◆ **SET EXERCISE**: Count the lines below that contain the word "Expansion" and give only that number.

◆ **RECORDS SUPPLIED**:
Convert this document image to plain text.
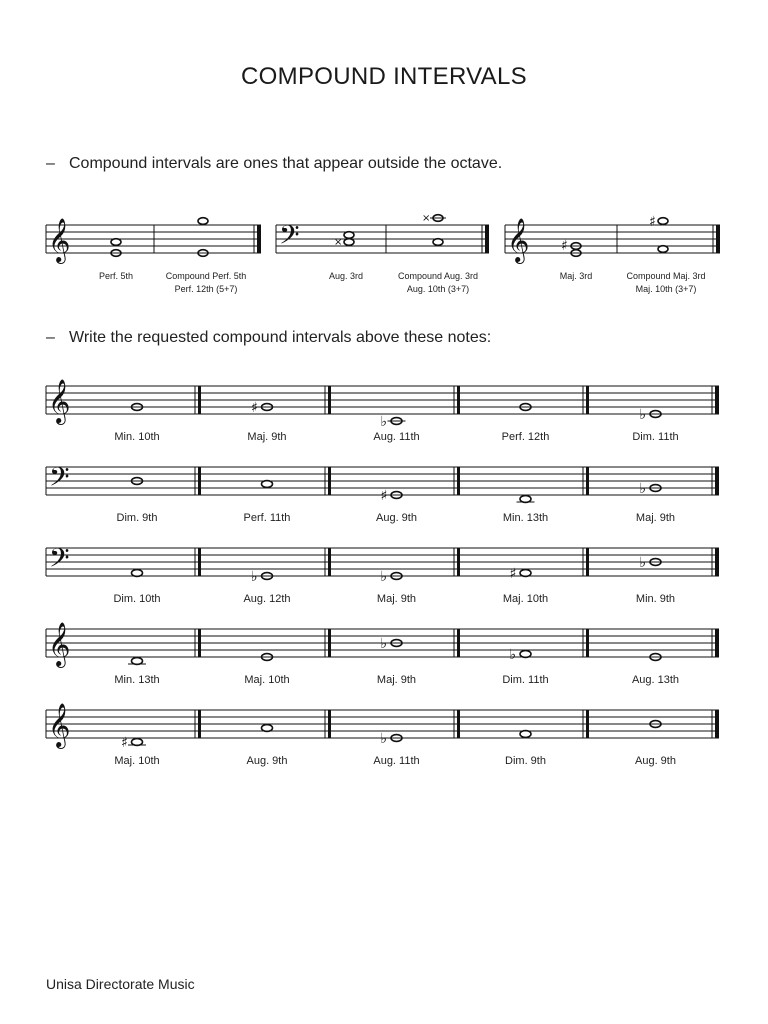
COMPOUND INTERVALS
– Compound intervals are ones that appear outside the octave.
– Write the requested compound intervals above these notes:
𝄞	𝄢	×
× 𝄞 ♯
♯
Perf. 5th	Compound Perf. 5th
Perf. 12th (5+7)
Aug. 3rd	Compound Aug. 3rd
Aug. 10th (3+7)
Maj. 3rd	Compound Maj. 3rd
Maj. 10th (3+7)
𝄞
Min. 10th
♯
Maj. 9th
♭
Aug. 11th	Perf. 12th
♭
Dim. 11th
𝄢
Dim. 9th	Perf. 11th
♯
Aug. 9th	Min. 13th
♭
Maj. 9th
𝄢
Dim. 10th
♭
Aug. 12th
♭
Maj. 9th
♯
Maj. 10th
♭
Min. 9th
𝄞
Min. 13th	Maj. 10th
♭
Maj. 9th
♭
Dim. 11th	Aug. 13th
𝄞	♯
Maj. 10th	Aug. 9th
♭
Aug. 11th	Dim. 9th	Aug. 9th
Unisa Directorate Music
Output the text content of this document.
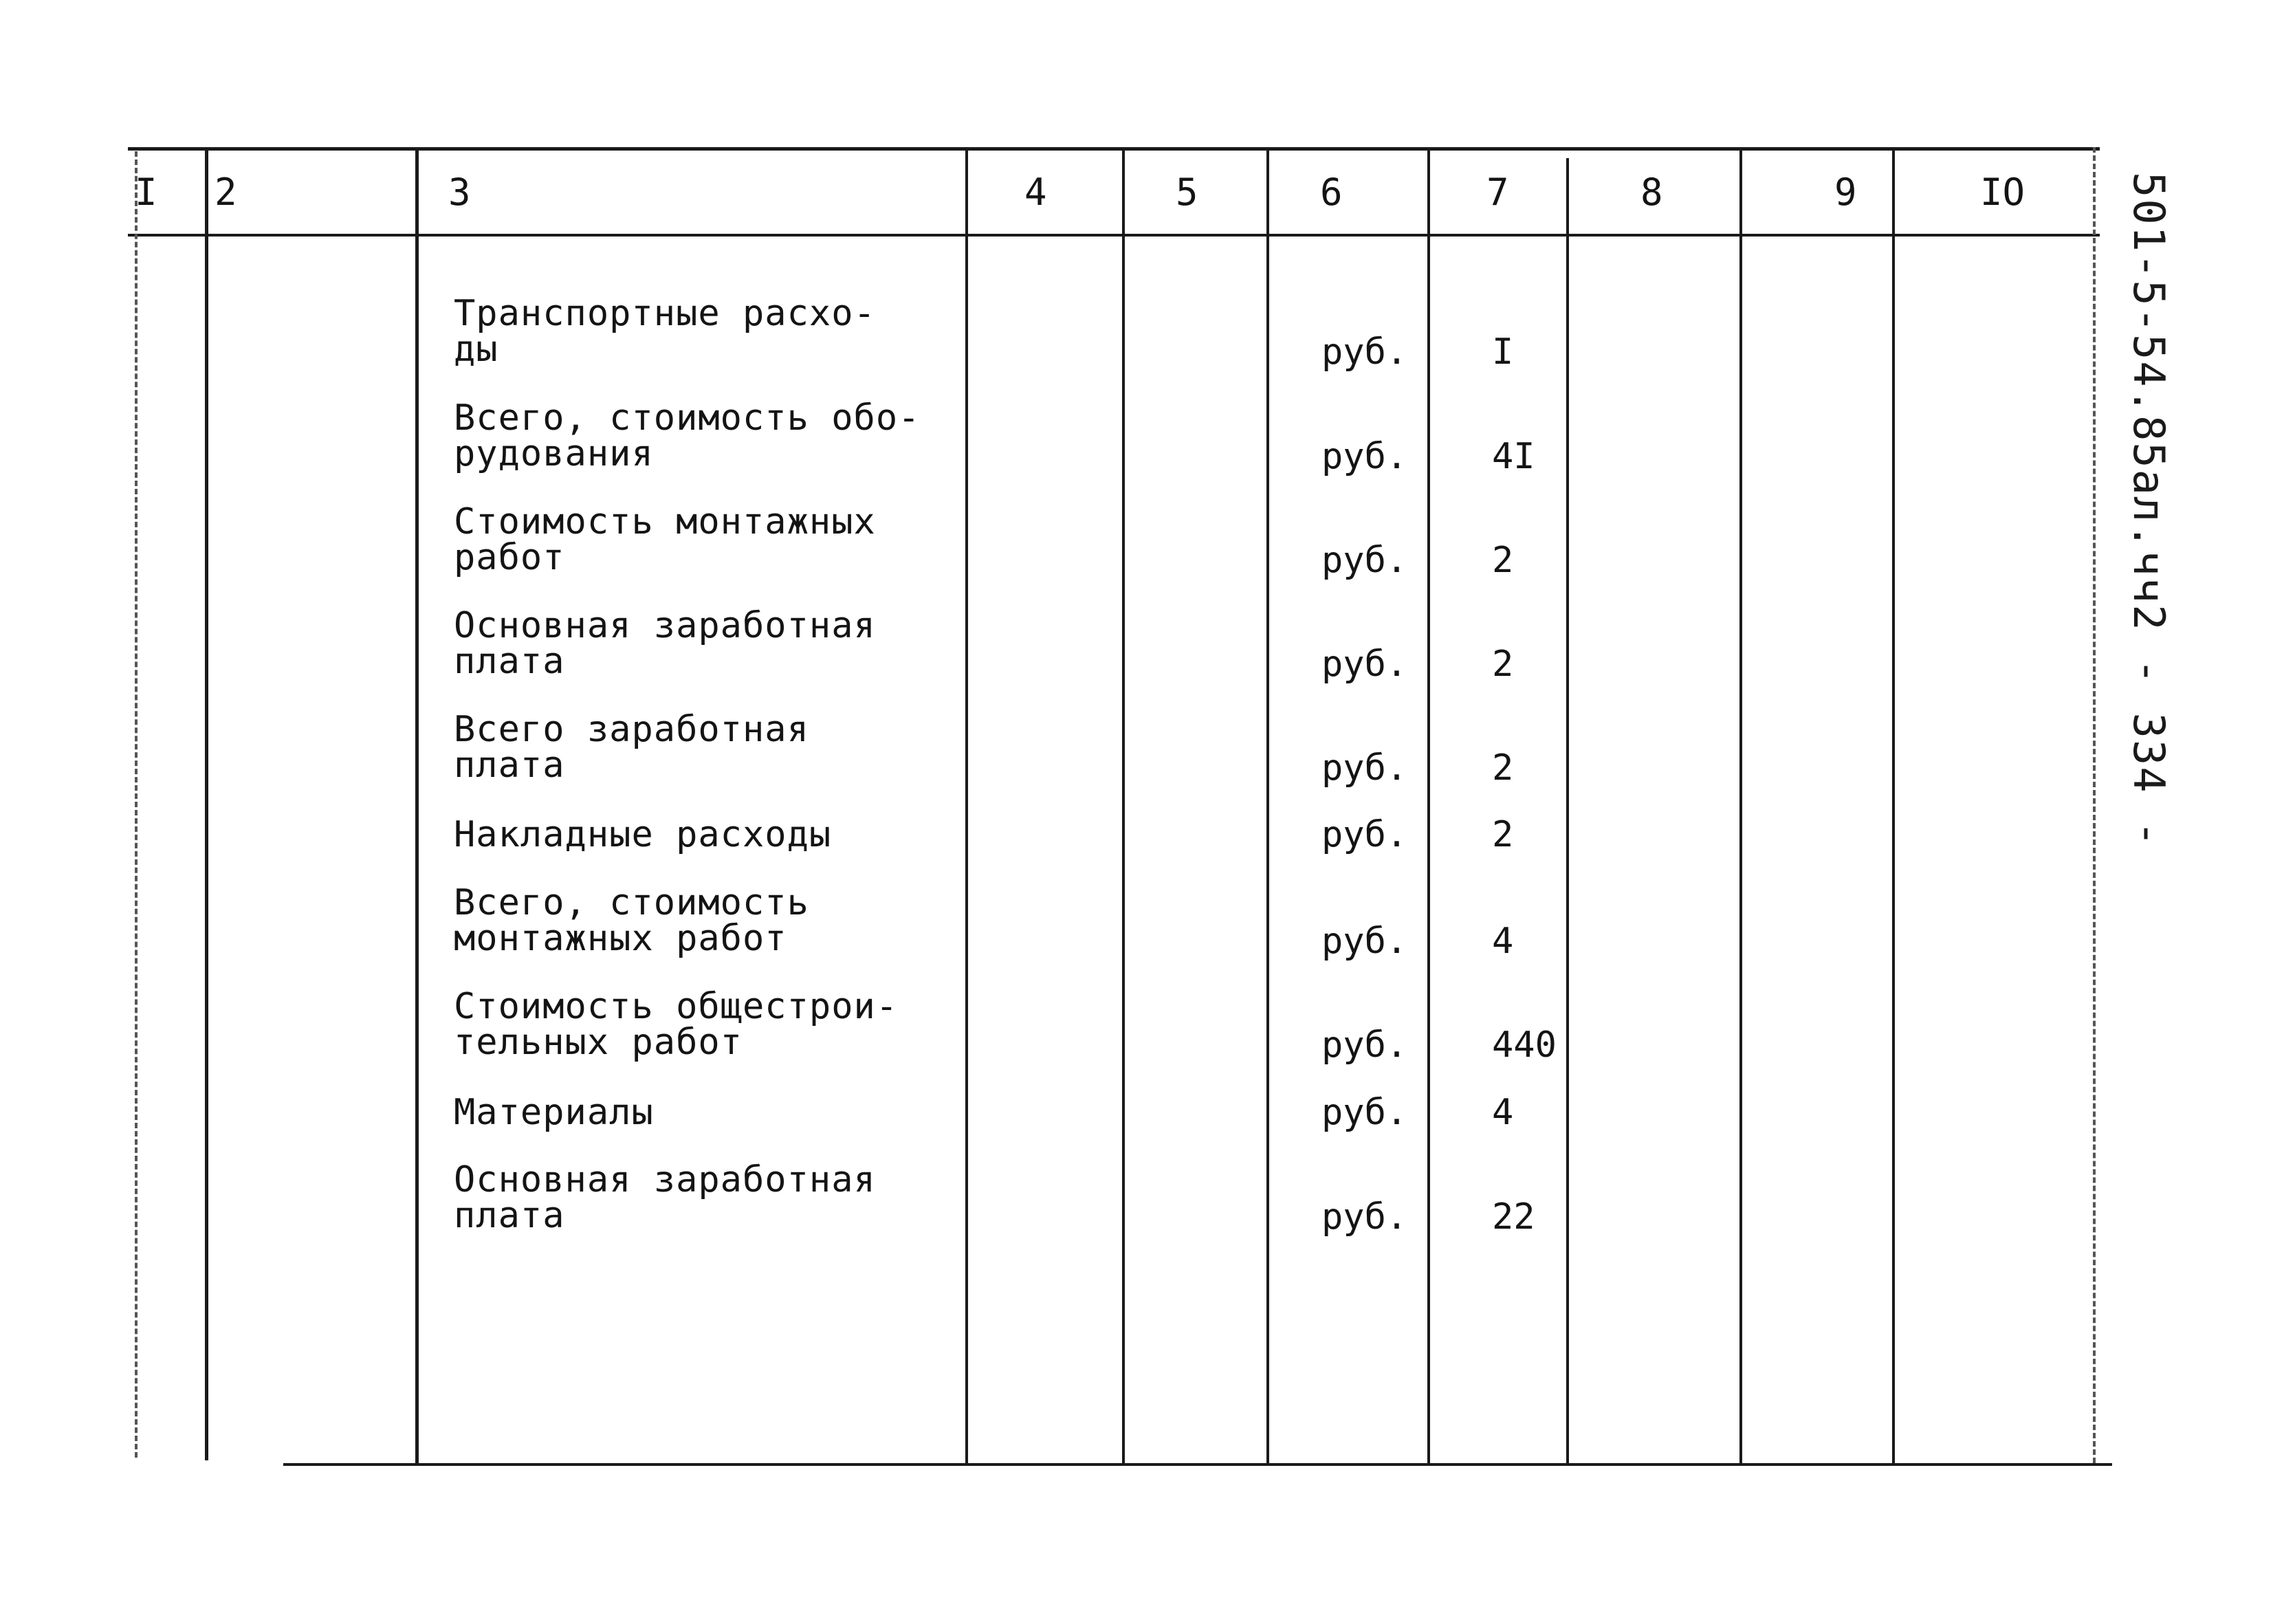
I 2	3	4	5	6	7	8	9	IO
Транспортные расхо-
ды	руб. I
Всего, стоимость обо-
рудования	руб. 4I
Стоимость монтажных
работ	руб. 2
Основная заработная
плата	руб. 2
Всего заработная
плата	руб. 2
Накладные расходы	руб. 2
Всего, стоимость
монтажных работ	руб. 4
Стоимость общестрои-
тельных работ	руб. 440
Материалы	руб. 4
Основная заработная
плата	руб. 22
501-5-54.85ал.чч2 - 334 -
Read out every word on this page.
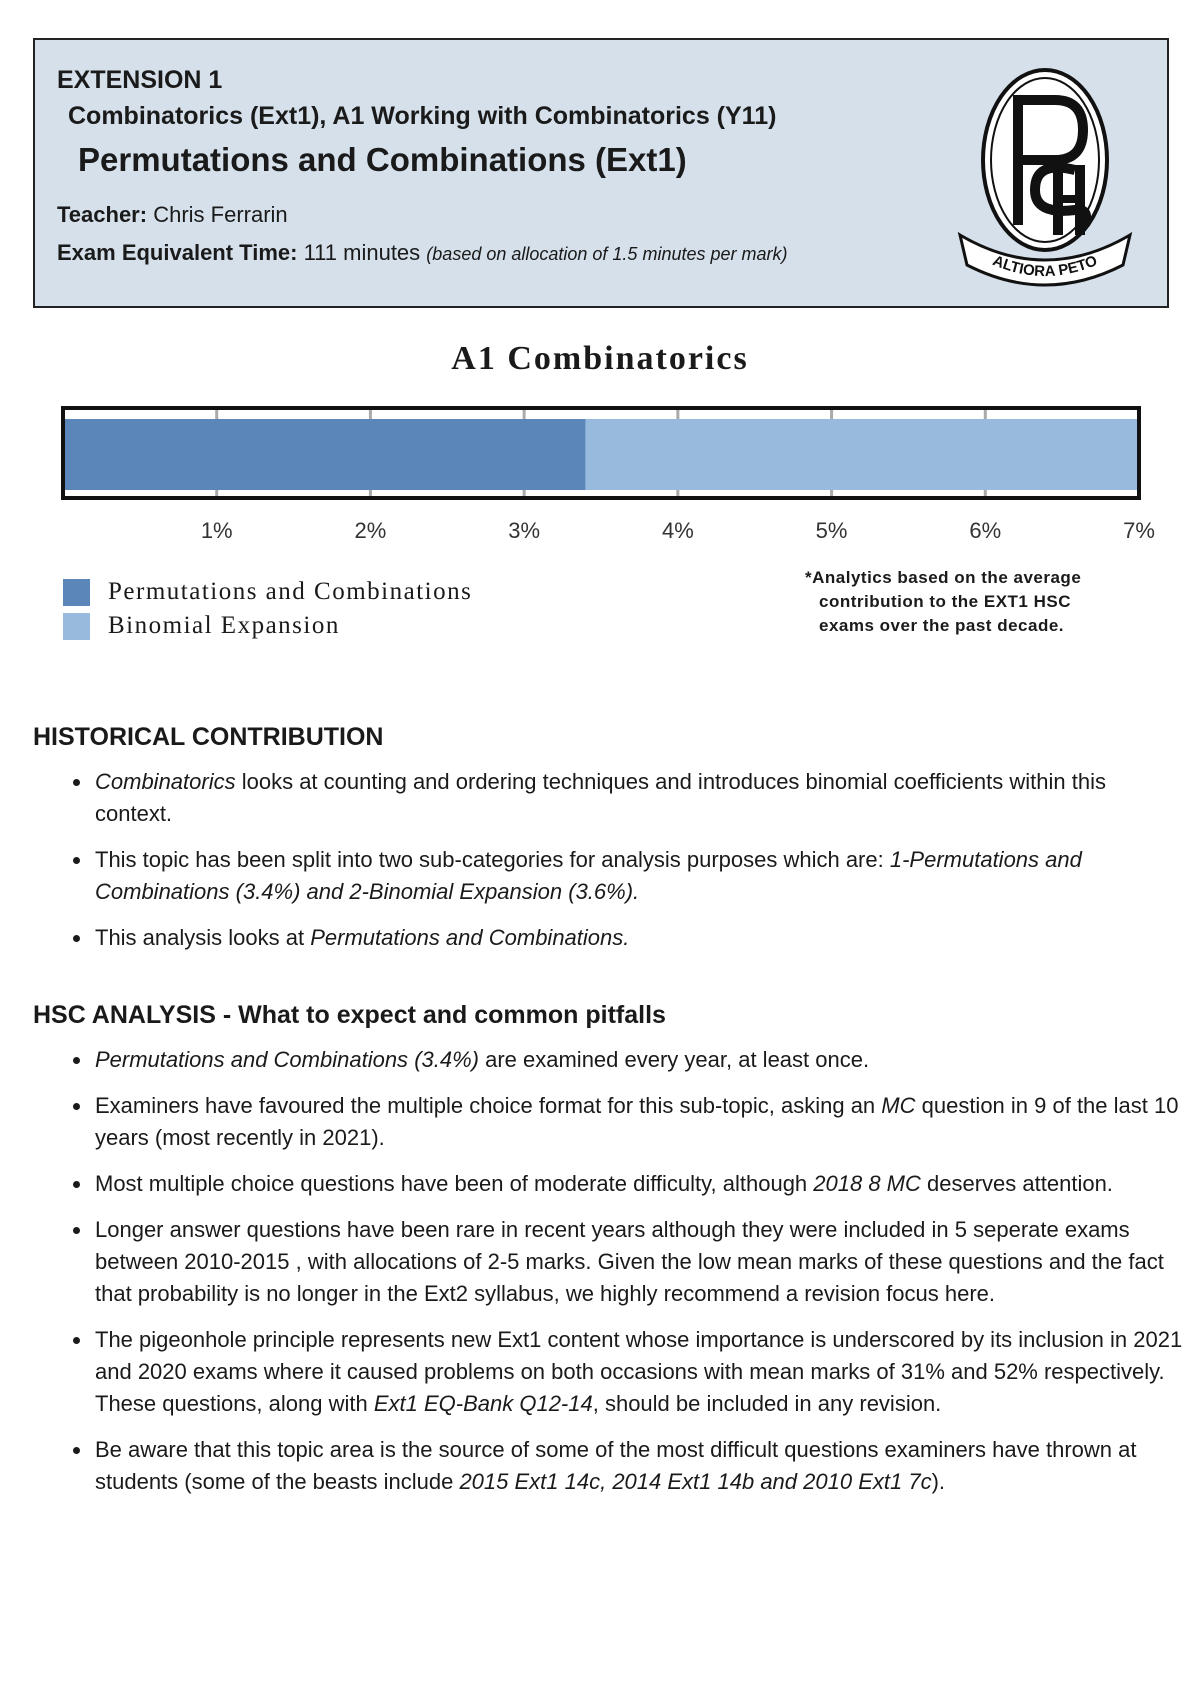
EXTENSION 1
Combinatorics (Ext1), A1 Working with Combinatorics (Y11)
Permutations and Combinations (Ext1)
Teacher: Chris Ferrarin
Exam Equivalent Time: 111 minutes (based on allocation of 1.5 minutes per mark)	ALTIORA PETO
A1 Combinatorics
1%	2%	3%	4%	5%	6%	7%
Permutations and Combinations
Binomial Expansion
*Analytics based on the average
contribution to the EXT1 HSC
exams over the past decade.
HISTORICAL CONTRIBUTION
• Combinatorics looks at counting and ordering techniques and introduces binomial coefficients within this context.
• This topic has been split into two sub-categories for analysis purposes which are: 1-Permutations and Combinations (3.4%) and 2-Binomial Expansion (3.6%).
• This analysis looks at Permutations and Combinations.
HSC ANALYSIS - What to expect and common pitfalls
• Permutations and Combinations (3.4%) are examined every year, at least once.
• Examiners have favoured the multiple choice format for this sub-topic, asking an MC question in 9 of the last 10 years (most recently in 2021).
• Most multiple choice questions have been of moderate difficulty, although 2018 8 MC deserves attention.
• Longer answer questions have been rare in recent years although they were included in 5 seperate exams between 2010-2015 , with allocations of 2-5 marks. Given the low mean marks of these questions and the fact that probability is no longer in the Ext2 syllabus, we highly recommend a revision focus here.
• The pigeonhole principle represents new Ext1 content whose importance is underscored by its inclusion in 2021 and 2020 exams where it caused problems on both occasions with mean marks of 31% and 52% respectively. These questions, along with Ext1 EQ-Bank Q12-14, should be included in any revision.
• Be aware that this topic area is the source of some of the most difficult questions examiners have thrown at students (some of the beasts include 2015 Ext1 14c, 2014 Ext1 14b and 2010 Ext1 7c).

◆ **EXERCISE RESULT**: 2